- _GIVEN EXERCISE_:
Write out exactly the lines running from the line that includes "Decode this image" to the end of the data, both ends included, and nothing besides.
++++
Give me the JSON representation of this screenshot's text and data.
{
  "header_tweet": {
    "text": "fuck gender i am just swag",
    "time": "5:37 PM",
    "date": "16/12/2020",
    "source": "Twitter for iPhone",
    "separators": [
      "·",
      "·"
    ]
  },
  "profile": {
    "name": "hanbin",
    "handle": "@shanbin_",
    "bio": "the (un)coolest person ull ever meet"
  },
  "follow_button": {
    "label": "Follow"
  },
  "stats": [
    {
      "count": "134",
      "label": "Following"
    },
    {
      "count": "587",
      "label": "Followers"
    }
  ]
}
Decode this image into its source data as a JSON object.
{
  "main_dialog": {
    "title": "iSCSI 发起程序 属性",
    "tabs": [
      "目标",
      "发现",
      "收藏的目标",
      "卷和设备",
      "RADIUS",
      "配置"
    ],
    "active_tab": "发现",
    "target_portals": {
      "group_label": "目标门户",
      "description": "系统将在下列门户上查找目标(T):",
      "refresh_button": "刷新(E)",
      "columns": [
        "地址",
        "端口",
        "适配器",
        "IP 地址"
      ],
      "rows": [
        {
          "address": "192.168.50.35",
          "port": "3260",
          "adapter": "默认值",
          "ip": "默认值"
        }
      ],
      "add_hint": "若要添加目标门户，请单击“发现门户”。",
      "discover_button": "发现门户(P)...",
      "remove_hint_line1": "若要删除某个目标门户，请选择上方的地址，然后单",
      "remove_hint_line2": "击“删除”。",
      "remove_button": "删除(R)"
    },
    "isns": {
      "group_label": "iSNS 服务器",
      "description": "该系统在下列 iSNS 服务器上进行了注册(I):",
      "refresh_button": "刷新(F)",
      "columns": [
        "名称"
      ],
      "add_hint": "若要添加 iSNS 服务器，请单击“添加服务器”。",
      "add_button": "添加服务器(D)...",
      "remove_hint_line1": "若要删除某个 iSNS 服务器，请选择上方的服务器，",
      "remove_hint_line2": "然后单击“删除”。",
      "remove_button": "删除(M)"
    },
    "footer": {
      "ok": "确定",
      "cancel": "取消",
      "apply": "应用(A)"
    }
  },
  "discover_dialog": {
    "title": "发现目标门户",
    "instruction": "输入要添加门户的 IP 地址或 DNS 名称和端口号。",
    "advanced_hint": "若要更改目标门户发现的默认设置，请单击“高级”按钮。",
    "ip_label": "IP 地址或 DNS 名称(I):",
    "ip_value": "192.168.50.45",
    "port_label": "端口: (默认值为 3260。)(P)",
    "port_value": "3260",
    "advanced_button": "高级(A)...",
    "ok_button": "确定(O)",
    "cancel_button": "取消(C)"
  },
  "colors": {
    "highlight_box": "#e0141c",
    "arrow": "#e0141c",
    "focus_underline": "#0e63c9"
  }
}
++++
- _TASK OUTPUT_:
Decode this image into its source data as a JSON object.
{
  "main_dialog": {
    "title": "iSCSI 发起程序 属性",
    "tabs": [
      "目标",
      "发现",
      "收藏的目标",
      "卷和设备",
      "RADIUS",
      "配置"
    ],
    "active_tab": "发现",
    "target_portals": {
      "group_label": "目标门户",
      "description": "系统将在下列门户上查找目标(T):",
      "refresh_button": "刷新(E)",
      "columns": [
        "地址",
        "端口",
        "适配器",
        "IP 地址"
      ],
      "rows": [
        {
          "address": "192.168.50.35",
          "port": "3260",
          "adapter": "默认值",
          "ip": "默认值"
        }
      ],
      "add_hint": "若要添加目标门户，请单击“发现门户”。",
      "discover_button": "发现门户(P)...",
      "remove_hint_line1": "若要删除某个目标门户，请选择上方的地址，然后单",
      "remove_hint_line2": "击“删除”。",
      "remove_button": "删除(R)"
    },
    "isns": {
      "group_label": "iSNS 服务器",
      "description": "该系统在下列 iSNS 服务器上进行了注册(I):",
      "refresh_button": "刷新(F)",
      "columns": [
        "名称"
      ],
      "add_hint": "若要添加 iSNS 服务器，请单击“添加服务器”。",
      "add_button": "添加服务器(D)...",
      "remove_hint_line1": "若要删除某个 iSNS 服务器，请选择上方的服务器，",
      "remove_hint_line2": "然后单击“删除”。",
      "remove_button": "删除(M)"
    },
    "footer": {
      "ok": "确定",
      "cancel": "取消",
      "apply": "应用(A)"
    }
  },
  "discover_dialog": {
    "title": "发现目标门户",
    "instruction": "输入要添加门户的 IP 地址或 DNS 名称和端口号。",
    "advanced_hint": "若要更改目标门户发现的默认设置，请单击“高级”按钮。",
    "ip_label": "IP 地址或 DNS 名称(I):",
    "ip_value": "192.168.50.45",
    "port_label": "端口: (默认值为 3260。)(P)",
    "port_value": "3260",
    "advanced_button": "高级(A)...",
    "ok_button": "确定(O)",
    "cancel_button": "取消(C)"
  },
  "colors": {
    "highlight_box": "#e0141c",
    "arrow": "#e0141c",
    "focus_underline": "#0e63c9"
  }
}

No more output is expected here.